──────── MATERIAL PROVIDED

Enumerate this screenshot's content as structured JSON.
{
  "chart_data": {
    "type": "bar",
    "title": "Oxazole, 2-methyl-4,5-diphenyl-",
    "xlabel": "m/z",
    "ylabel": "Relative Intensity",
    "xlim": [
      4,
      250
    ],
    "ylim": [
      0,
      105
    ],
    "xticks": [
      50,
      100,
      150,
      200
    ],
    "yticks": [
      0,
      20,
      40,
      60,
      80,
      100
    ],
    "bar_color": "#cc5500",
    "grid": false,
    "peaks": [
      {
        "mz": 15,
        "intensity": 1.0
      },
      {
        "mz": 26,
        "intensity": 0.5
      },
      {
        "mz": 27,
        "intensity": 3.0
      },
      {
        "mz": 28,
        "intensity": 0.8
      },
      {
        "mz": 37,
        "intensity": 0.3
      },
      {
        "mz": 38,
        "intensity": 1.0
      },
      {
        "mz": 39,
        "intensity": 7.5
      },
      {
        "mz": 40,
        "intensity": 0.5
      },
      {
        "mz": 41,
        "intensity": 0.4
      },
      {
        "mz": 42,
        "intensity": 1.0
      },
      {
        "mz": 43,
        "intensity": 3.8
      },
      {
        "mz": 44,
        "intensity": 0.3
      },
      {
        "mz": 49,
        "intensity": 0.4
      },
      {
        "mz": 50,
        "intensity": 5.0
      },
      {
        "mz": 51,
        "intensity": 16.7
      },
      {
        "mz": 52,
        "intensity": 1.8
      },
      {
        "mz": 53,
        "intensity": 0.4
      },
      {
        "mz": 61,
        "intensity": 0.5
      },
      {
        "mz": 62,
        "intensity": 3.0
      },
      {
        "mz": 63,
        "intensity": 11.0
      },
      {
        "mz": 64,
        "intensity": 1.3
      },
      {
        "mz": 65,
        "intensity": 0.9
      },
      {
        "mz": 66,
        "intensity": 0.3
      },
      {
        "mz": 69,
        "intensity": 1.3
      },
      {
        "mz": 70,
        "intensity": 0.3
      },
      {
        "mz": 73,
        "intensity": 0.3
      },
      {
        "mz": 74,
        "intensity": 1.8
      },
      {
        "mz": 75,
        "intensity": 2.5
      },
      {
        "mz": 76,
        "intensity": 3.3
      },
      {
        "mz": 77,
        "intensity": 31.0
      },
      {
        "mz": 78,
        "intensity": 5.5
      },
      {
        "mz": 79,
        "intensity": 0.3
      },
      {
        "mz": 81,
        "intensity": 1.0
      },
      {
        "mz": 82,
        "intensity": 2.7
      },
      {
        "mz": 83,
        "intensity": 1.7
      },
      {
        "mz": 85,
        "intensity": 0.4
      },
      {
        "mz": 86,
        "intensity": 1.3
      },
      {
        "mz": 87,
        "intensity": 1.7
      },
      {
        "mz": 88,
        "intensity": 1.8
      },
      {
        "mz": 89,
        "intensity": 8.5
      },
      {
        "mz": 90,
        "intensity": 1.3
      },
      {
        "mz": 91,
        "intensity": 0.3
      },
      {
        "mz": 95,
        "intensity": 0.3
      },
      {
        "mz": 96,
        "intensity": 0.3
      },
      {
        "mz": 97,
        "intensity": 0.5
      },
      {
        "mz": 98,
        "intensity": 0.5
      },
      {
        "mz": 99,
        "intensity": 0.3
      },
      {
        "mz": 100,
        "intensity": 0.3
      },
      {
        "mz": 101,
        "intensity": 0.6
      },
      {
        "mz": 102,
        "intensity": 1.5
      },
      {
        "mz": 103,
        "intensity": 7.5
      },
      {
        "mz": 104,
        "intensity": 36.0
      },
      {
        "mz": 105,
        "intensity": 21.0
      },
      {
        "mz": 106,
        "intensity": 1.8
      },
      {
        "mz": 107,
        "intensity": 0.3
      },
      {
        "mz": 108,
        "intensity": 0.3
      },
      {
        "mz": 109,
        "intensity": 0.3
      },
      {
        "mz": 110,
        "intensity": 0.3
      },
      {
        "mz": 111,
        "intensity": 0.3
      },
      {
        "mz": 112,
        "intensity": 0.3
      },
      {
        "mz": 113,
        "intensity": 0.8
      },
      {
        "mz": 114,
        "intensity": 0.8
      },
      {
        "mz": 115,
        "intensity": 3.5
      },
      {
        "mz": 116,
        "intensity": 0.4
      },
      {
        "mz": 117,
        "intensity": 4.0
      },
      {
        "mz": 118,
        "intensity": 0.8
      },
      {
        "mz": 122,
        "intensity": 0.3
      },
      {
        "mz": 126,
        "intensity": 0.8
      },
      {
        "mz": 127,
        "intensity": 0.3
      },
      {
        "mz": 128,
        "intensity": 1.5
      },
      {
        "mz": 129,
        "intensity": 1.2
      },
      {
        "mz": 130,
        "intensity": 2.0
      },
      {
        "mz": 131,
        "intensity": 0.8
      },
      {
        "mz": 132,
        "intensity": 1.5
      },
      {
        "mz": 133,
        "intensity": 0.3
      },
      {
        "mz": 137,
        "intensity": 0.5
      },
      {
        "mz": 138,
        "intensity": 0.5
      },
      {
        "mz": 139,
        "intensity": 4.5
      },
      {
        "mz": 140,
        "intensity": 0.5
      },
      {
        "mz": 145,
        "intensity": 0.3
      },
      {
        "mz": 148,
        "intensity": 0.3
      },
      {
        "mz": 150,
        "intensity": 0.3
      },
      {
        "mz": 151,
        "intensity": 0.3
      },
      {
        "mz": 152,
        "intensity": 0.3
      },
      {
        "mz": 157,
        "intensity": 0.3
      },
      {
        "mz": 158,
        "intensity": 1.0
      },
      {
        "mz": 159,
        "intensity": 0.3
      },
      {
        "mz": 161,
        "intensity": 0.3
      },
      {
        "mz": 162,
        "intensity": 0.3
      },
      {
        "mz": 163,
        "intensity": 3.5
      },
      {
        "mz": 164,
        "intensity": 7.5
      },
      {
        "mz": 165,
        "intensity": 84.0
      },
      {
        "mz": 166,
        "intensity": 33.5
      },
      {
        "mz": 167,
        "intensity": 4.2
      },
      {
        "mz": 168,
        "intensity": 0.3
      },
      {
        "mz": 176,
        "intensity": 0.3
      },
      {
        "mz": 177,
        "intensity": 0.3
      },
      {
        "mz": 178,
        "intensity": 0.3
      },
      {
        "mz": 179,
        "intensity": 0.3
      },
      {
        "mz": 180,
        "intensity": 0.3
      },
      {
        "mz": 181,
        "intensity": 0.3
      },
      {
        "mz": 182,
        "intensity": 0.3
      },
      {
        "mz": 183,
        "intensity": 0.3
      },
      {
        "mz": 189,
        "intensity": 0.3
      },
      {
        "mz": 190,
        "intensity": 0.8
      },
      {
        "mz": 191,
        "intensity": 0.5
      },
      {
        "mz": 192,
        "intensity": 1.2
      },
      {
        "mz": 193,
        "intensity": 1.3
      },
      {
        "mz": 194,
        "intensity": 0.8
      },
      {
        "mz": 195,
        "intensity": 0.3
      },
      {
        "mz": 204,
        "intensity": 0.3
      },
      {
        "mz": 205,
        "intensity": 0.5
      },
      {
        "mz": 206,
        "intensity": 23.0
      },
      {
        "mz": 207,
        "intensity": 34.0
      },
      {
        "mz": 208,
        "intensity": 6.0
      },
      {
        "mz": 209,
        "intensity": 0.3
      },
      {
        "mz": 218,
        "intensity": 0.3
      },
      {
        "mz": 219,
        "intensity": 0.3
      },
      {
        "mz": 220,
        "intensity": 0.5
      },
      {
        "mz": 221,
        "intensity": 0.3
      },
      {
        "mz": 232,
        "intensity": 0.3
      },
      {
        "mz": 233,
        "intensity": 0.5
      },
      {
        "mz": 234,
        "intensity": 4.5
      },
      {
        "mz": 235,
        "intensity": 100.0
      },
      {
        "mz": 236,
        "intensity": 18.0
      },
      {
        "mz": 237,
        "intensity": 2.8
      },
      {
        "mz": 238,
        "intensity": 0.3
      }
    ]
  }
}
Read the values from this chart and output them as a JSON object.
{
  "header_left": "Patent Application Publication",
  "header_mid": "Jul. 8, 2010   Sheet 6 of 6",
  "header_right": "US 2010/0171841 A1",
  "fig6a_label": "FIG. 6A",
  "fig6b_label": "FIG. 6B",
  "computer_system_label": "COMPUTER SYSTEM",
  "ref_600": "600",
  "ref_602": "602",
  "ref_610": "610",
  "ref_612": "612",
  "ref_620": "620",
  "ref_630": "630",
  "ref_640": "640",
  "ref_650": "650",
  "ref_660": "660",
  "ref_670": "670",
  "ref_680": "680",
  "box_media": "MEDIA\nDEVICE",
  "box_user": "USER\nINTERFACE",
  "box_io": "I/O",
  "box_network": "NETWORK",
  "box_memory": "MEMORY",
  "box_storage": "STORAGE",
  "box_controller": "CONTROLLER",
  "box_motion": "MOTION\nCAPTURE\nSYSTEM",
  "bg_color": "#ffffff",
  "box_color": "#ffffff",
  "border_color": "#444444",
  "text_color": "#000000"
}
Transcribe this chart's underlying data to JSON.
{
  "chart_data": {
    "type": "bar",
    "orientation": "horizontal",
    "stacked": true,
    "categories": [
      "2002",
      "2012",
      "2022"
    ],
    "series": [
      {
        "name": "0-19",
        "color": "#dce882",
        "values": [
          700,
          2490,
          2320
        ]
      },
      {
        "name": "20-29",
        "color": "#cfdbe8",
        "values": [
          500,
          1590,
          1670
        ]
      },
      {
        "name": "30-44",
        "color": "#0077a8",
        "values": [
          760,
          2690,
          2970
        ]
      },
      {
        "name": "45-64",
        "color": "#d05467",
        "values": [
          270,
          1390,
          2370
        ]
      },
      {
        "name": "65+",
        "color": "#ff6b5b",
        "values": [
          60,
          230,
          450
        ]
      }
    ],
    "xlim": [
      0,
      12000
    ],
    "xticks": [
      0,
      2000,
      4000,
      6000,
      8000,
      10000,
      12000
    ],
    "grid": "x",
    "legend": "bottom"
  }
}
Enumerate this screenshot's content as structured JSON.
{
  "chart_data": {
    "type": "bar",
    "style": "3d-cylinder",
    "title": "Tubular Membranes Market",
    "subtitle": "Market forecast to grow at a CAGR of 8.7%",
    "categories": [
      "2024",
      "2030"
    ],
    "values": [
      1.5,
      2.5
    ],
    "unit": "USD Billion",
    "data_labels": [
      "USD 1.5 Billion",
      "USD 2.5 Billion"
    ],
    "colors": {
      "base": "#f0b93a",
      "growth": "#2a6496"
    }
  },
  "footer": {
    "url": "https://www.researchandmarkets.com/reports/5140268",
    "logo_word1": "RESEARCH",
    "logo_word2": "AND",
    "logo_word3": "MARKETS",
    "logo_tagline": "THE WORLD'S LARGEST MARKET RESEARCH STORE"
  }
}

────────────────

WHAT NEEDS TO BE DONE: Please list every line of the records that contains "JSON".

FULL ANSWER:
Enumerate this screenshot's content as structured JSON.
Read the values from this chart and output them as a JSON object.
Transcribe this chart's underlying data to JSON.
Enumerate this screenshot's content as structured JSON.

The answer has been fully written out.